Check every line for the word "frac" and give the number of lines where it occurs, nothing else.

======== Records shown ========

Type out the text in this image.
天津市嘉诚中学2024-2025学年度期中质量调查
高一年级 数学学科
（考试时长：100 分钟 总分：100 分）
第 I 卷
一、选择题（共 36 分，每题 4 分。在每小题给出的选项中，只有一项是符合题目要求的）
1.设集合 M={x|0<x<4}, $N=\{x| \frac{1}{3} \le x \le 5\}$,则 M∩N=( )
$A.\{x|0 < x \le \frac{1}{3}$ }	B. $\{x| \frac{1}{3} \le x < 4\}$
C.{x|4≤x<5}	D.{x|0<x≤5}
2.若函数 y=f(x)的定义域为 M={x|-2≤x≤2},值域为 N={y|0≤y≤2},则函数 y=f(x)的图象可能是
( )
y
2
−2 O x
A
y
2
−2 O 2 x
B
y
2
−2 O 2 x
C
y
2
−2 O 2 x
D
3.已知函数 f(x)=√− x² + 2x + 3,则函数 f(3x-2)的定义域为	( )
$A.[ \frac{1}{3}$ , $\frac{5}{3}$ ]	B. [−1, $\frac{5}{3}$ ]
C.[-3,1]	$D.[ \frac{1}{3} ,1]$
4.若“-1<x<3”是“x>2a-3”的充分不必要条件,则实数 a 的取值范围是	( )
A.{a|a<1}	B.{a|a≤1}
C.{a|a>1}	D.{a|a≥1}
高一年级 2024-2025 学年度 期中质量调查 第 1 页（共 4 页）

========

-- Reply --
4